- [WORK TO DO]:
Reproduce every line of the records below verbatim.
• • •
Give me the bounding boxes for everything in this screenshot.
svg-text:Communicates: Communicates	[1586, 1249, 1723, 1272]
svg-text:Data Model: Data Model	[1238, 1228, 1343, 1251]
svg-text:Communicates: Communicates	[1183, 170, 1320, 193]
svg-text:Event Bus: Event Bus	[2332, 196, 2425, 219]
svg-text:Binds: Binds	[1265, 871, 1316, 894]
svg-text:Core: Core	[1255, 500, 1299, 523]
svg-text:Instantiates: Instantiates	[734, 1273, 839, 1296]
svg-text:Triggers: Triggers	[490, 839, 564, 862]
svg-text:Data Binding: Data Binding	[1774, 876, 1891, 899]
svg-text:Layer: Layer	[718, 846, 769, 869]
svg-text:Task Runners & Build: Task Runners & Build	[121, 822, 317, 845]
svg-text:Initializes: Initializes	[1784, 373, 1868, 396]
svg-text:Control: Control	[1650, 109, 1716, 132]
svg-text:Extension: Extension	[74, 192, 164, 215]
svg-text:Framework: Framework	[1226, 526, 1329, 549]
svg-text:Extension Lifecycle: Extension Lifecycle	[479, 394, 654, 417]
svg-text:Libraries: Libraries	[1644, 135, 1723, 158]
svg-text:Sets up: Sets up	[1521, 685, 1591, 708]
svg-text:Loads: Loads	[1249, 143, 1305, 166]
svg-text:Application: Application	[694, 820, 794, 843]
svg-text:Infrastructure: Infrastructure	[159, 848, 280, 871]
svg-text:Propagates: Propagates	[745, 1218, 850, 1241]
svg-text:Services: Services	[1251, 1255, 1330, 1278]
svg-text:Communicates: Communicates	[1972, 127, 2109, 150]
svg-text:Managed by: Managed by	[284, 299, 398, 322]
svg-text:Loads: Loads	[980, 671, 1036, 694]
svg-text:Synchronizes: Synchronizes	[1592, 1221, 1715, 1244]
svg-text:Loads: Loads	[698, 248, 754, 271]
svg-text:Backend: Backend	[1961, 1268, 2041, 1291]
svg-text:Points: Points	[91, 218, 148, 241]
• • •
- [CORRECT RESPONSE]:
Give me the bounding boxes for everything in this screenshot.
svg-text:Communicates: Communicates	[1586, 1249, 1723, 1272]
svg-text:Data Model: Data Model	[1238, 1228, 1343, 1251]
svg-text:Communicates: Communicates	[1183, 170, 1320, 193]
svg-text:Event Bus: Event Bus	[2332, 196, 2425, 219]
svg-text:Binds: Binds	[1265, 871, 1316, 894]
svg-text:Core: Core	[1255, 500, 1299, 523]
svg-text:Instantiates: Instantiates	[734, 1273, 839, 1296]
svg-text:Triggers: Triggers	[490, 839, 564, 862]
svg-text:Data Binding: Data Binding	[1774, 876, 1891, 899]
svg-text:Layer: Layer	[718, 846, 769, 869]
svg-text:Task Runners & Build: Task Runners & Build	[121, 822, 317, 845]
svg-text:Initializes: Initializes	[1784, 373, 1868, 396]
svg-text:Control: Control	[1650, 109, 1716, 132]
svg-text:Extension: Extension	[74, 192, 164, 215]
svg-text:Framework: Framework	[1226, 526, 1329, 549]
svg-text:Extension Lifecycle: Extension Lifecycle	[479, 394, 654, 417]
svg-text:Libraries: Libraries	[1644, 135, 1723, 158]
svg-text:Sets up: Sets up	[1521, 685, 1591, 708]
svg-text:Loads: Loads	[1249, 143, 1305, 166]
svg-text:Application: Application	[694, 820, 794, 843]
svg-text:Infrastructure: Infrastructure	[159, 848, 280, 871]
svg-text:Propagates: Propagates	[745, 1218, 850, 1241]
svg-text:Services: Services	[1251, 1255, 1330, 1278]
svg-text:Communicates: Communicates	[1972, 127, 2109, 150]
svg-text:Managed by: Managed by	[284, 299, 398, 322]
svg-text:Loads: Loads	[980, 671, 1036, 694]
svg-text:Synchronizes: Synchronizes	[1592, 1221, 1715, 1244]
svg-text:Loads: Loads	[698, 248, 754, 271]
svg-text:Backend: Backend	[1961, 1268, 2041, 1291]
svg-text:Points: Points	[91, 218, 148, 241]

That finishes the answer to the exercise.